→ **PROBLEM**:
Could you repeat the records below exactly, leaving out any pictures?

Records that describe figures
***

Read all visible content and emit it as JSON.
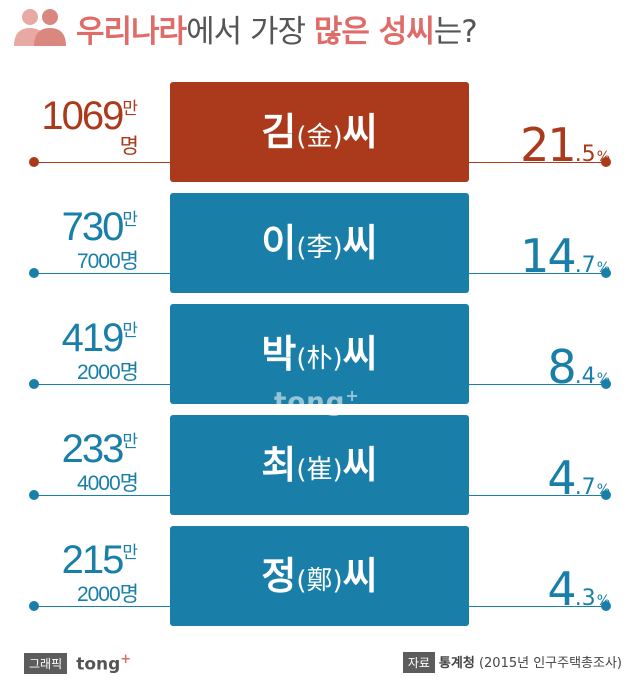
{
  "title": {
    "part1": "우리나라",
    "part2": "에서 가장 ",
    "part3": "많은 성씨",
    "part4": "는?"
  },
  "colors": {
    "highlight": "#aa3a1b",
    "normal": "#197fa8",
    "title_accent": "#e06c6a"
  },
  "watermark": {
    "text": "tong",
    "sup": "+"
  },
  "chart_data": {
    "type": "table",
    "rows": [
      {
        "surname": "김",
        "hanja": "(金)",
        "suffix": "씨",
        "count_main": "1069",
        "count_unit": "만",
        "count_rest": "명",
        "pct_int": "21",
        "pct_dec": ".5",
        "pct_sign": "%",
        "highlight": true
      },
      {
        "surname": "이",
        "hanja": "(李)",
        "suffix": "씨",
        "count_main": "730",
        "count_unit": "만",
        "count_rest": "7000명",
        "pct_int": "14",
        "pct_dec": ".7",
        "pct_sign": "%",
        "highlight": false
      },
      {
        "surname": "박",
        "hanja": "(朴)",
        "suffix": "씨",
        "count_main": "419",
        "count_unit": "만",
        "count_rest": "2000명",
        "pct_int": "8",
        "pct_dec": ".4",
        "pct_sign": "%",
        "highlight": false
      },
      {
        "surname": "최",
        "hanja": "(崔)",
        "suffix": "씨",
        "count_main": "233",
        "count_unit": "만",
        "count_rest": "4000명",
        "pct_int": "4",
        "pct_dec": ".7",
        "pct_sign": "%",
        "highlight": false
      },
      {
        "surname": "정",
        "hanja": "(鄭)",
        "suffix": "씨",
        "count_main": "215",
        "count_unit": "만",
        "count_rest": "2000명",
        "pct_int": "4",
        "pct_dec": ".3",
        "pct_sign": "%",
        "highlight": false
      }
    ]
  },
  "footer": {
    "left_badge": "그래픽",
    "brand": "tong",
    "brand_sup": "+",
    "source_badge": "자료",
    "source": "통계청",
    "source_note": "(2015년 인구주택총조사)"
  }
}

***

→ **FINISHED ANSWER**:
Read all visible content and emit it as JSON.
{
  "title": {
    "part1": "우리나라",
    "part2": "에서 가장 ",
    "part3": "많은 성씨",
    "part4": "는?"
  },
  "colors": {
    "highlight": "#aa3a1b",
    "normal": "#197fa8",
    "title_accent": "#e06c6a"
  },
  "watermark": {
    "text": "tong",
    "sup": "+"
  },
  "chart_data": {
    "type": "table",
    "rows": [
      {
        "surname": "김",
        "hanja": "(金)",
        "suffix": "씨",
        "count_main": "1069",
        "count_unit": "만",
        "count_rest": "명",
        "pct_int": "21",
        "pct_dec": ".5",
        "pct_sign": "%",
        "highlight": true
      },
      {
        "surname": "이",
        "hanja": "(李)",
        "suffix": "씨",
        "count_main": "730",
        "count_unit": "만",
        "count_rest": "7000명",
        "pct_int": "14",
        "pct_dec": ".7",
        "pct_sign": "%",
        "highlight": false
      },
      {
        "surname": "박",
        "hanja": "(朴)",
        "suffix": "씨",
        "count_main": "419",
        "count_unit": "만",
        "count_rest": "2000명",
        "pct_int": "8",
        "pct_dec": ".4",
        "pct_sign": "%",
        "highlight": false
      },
      {
        "surname": "최",
        "hanja": "(崔)",
        "suffix": "씨",
        "count_main": "233",
        "count_unit": "만",
        "count_rest": "4000명",
        "pct_int": "4",
        "pct_dec": ".7",
        "pct_sign": "%",
        "highlight": false
      },
      {
        "surname": "정",
        "hanja": "(鄭)",
        "suffix": "씨",
        "count_main": "215",
        "count_unit": "만",
        "count_rest": "2000명",
        "pct_int": "4",
        "pct_dec": ".3",
        "pct_sign": "%",
        "highlight": false
      }
    ]
  },
  "footer": {
    "left_badge": "그래픽",
    "brand": "tong",
    "brand_sup": "+",
    "source_badge": "자료",
    "source": "통계청",
    "source_note": "(2015년 인구주택총조사)"
  }
}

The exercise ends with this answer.